Dataset items:
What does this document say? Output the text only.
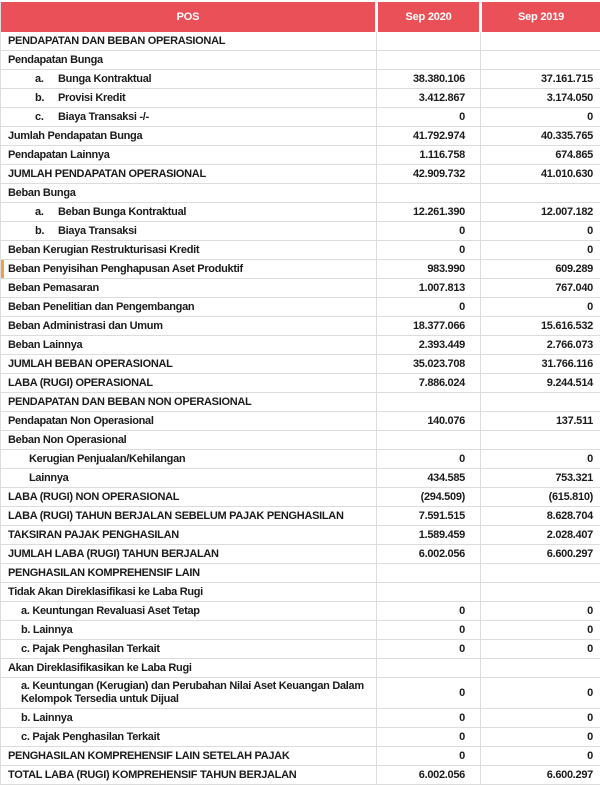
POS	Sep 2020	Sep 2019
PENDAPATAN DAN BEBAN OPERASIONAL		
Pendapatan Bunga		
a. Bunga Kontraktual	38.380.106	37.161.715
b. Provisi Kredit	3.412.867	3.174.050
c. Biaya Transaksi -/-	0	0
Jumlah Pendapatan Bunga	41.792.974	40.335.765
Pendapatan Lainnya	1.116.758	674.865
JUMLAH PENDAPATAN OPERASIONAL	42.909.732	41.010.630
Beban Bunga		
a. Beban Bunga Kontraktual	12.261.390	12.007.182
b. Biaya Transaksi	0	0
Beban Kerugian Restrukturisasi Kredit	0	0
Beban Penyisihan Penghapusan Aset Produktif	983.990	609.289
Beban Pemasaran	1.007.813	767.040
Beban Penelitian dan Pengembangan	0	0
Beban Administrasi dan Umum	18.377.066	15.616.532
Beban Lainnya	2.393.449	2.766.073
JUMLAH BEBAN OPERASIONAL	35.023.708	31.766.116
LABA (RUGI) OPERASIONAL	7.886.024	9.244.514
PENDAPATAN DAN BEBAN NON OPERASIONAL		
Pendapatan Non Operasional	140.076	137.511
Beban Non Operasional		
Kerugian Penjualan/Kehilangan	0	0
Lainnya	434.585	753.321
LABA (RUGI) NON OPERASIONAL	(294.509)	(615.810)
LABA (RUGI) TAHUN BERJALAN SEBELUM PAJAK PENGHASILAN	7.591.515	8.628.704
TAKSIRAN PAJAK PENGHASILAN	1.589.459	2.028.407
JUMLAH LABA (RUGI) TAHUN BERJALAN	6.002.056	6.600.297
PENGHASILAN KOMPREHENSIF LAIN		
Tidak Akan Direklasifikasi ke Laba Rugi		
a. Keuntungan Revaluasi Aset Tetap	0	0
b. Lainnya	0	0
c. Pajak Penghasilan Terkait	0	0
Akan Direklasifikasikan ke Laba Rugi		
a. Keuntungan (Kerugian) dan Perubahan Nilai Aset Keuangan Dalam Kelompok Tersedia untuk Dijual	0	0
b. Lainnya	0	0
c. Pajak Penghasilan Terkait	0	0
PENGHASILAN KOMPREHENSIF LAIN SETELAH PAJAK	0	0
TOTAL LABA (RUGI) KOMPREHENSIF TAHUN BERJALAN	6.002.056	6.600.297
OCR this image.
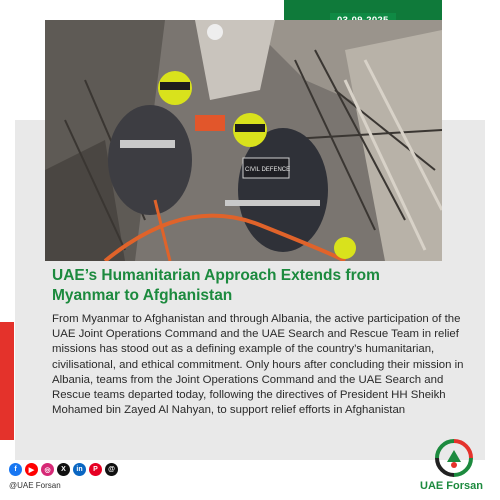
CIVIL DEFENCE
UAE’s Humanitarian Approach Extends from Myanmar to Afghanistan
From Myanmar to Afghanistan and through Albania, the active participation of the UAE Joint Operations Command and the UAE Search and Rescue Team in relief missions has stood out as a defining example of the country’s humanitarian, civilisational, and ethical commitment. Only hours after concluding their mission in Albania, teams from the Joint Operations Command and the UAE Search and Rescue teams departed today, following the directives of President HH Sheikh Mohamed bin Zayed Al Nahyan, to support relief efforts in Afghanistan
f	▶	◎	X	in	P	@
@UAE Forsan	UAE Forsan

▶ **TASK**:
Search the data above for the string "Lainnya" and return every line that has it.

▶ **TASK OUTPUT**:
Pendapatan Lainnya	1.116.758	674.865
Beban Lainnya	2.393.449	2.766.073
Lainnya	434.585	753.321
b. Lainnya	0	0
b. Lainnya	0	0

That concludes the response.